Required task: Check each line of the records below for the word "Компенсационная" and copy those where it appears.

Exercise data:
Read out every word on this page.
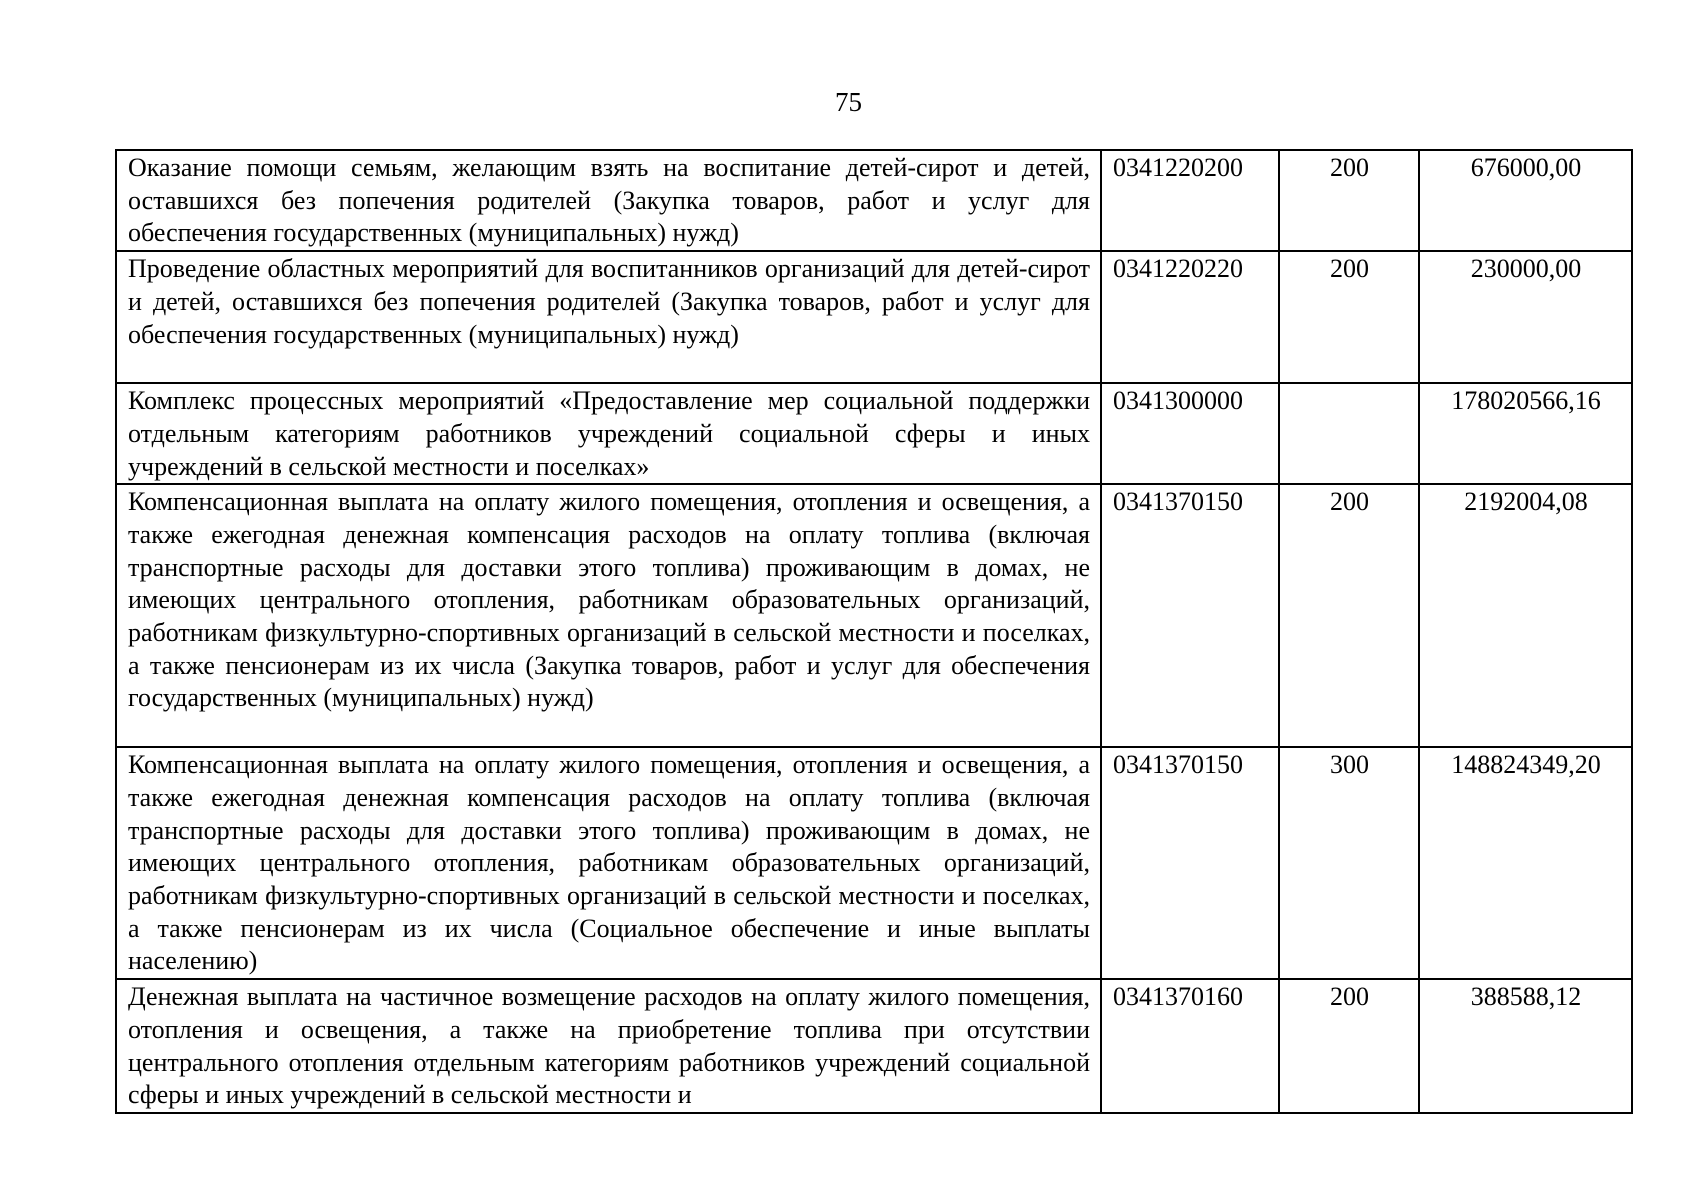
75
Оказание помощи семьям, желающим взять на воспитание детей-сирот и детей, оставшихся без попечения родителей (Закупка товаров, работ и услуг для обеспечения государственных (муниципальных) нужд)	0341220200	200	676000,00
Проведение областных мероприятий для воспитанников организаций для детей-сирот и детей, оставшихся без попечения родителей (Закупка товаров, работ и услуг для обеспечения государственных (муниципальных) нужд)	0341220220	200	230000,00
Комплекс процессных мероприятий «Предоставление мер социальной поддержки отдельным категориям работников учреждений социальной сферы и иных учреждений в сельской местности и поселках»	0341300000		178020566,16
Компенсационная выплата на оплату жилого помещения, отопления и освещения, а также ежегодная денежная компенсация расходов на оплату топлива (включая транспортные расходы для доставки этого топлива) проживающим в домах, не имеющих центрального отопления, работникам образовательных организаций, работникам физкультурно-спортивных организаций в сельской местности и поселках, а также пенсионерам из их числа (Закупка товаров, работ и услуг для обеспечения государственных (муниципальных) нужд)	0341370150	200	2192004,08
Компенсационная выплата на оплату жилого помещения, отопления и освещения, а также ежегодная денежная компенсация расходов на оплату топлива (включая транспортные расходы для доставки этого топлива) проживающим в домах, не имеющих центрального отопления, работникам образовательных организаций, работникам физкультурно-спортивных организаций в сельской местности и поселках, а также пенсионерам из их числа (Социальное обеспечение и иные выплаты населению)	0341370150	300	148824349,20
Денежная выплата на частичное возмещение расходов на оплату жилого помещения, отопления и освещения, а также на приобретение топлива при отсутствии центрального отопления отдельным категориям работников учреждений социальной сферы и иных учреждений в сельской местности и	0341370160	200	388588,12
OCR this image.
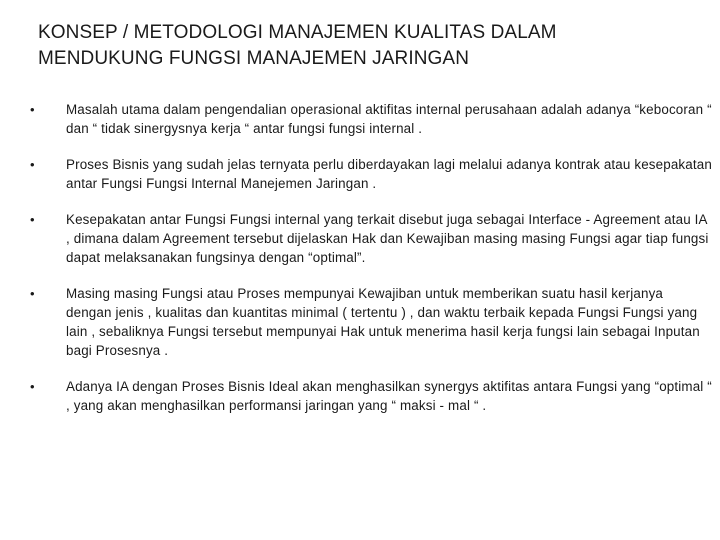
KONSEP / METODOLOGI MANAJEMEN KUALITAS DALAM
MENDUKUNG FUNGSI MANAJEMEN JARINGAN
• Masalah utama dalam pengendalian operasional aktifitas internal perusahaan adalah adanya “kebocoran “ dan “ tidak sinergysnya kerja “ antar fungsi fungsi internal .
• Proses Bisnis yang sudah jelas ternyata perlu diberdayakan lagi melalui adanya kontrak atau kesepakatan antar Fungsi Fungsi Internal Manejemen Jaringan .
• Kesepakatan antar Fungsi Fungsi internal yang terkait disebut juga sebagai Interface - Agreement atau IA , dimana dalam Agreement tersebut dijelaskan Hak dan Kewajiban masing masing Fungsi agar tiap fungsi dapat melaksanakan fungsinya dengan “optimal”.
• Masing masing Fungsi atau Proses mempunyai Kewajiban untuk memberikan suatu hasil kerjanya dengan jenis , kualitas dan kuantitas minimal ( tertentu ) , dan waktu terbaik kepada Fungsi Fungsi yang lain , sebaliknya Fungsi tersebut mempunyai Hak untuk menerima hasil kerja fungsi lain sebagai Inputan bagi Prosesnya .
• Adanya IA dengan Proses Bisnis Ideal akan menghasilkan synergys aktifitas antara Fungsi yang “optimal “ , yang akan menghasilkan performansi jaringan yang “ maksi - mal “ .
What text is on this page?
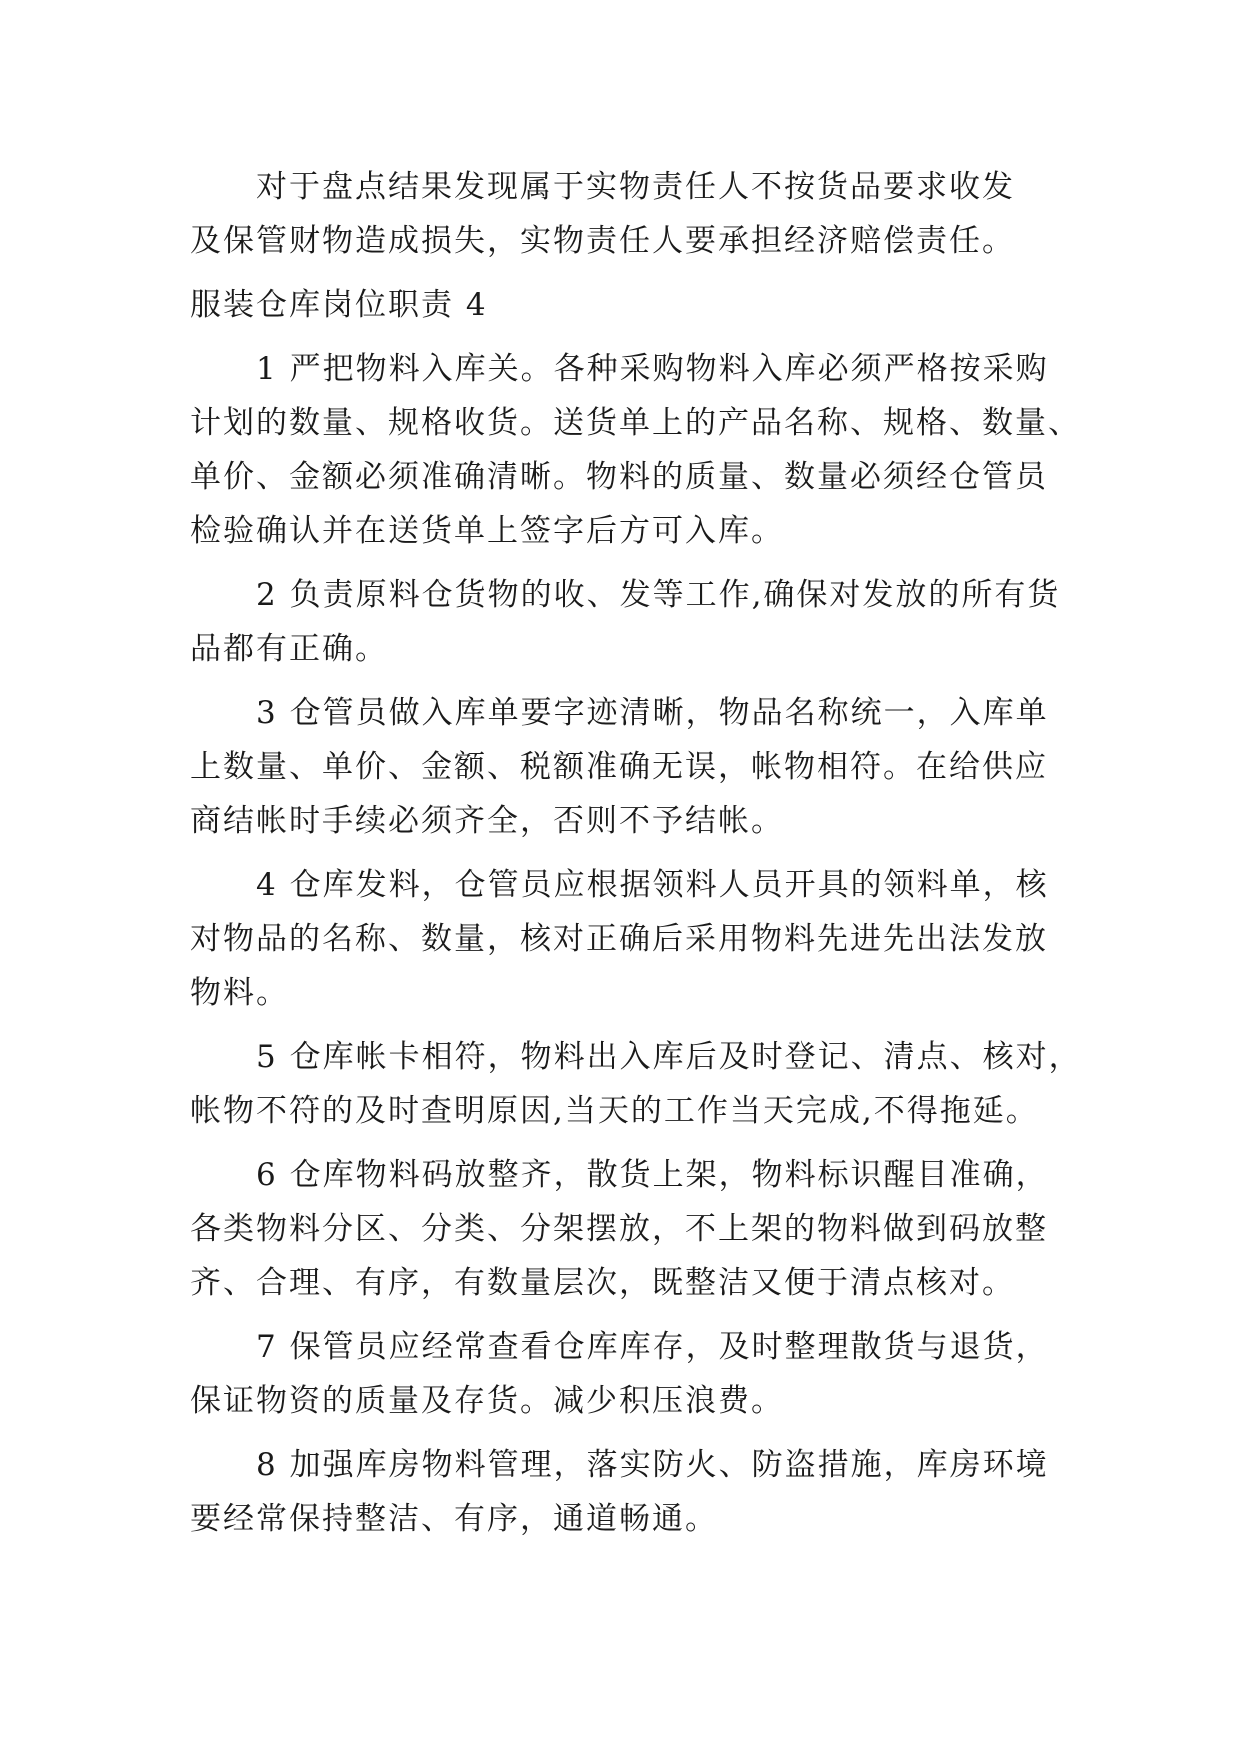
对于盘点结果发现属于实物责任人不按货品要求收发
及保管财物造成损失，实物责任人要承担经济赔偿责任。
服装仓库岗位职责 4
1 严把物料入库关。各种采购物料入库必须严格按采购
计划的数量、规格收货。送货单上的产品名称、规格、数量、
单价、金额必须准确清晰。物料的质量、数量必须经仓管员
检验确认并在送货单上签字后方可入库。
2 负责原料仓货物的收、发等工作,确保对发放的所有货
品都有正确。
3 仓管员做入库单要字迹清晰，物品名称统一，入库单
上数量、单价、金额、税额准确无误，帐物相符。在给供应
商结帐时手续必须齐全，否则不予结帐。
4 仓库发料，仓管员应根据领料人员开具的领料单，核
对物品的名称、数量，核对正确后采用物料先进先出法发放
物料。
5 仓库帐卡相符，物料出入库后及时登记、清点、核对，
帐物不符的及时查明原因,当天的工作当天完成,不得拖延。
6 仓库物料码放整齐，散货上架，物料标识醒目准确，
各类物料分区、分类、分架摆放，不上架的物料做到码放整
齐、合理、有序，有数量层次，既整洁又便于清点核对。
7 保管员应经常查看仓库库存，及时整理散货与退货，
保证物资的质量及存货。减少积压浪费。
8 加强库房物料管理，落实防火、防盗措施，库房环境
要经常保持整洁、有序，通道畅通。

Result of the exercise:
Компенсационная выплата на оплату жилого помещения, отопления и освещения, а также ежегодная денежная компенсация расходов на оплату топлива (включая транспортные расходы для доставки этого топлива) проживающим в домах, не имеющих центрального отопления, работникам образовательных организаций, работникам физкультурно-спортивных организаций в сельской местности и поселках, а также пенсионерам из их числа (Закупка товаров, работ и услуг для обеспечения государственных (муниципальных) нужд)	0341370150	200	2192004,08
Компенсационная выплата на оплату жилого помещения, отопления и освещения, а также ежегодная денежная компенсация расходов на оплату топлива (включая транспортные расходы для доставки этого топлива) проживающим в домах, не имеющих центрального отопления, работникам образовательных организаций, работникам физкультурно-спортивных организаций в сельской местности и поселках, а также пенсионерам из их числа (Социальное обеспечение и иные выплаты населению)	0341370150	300	148824349,20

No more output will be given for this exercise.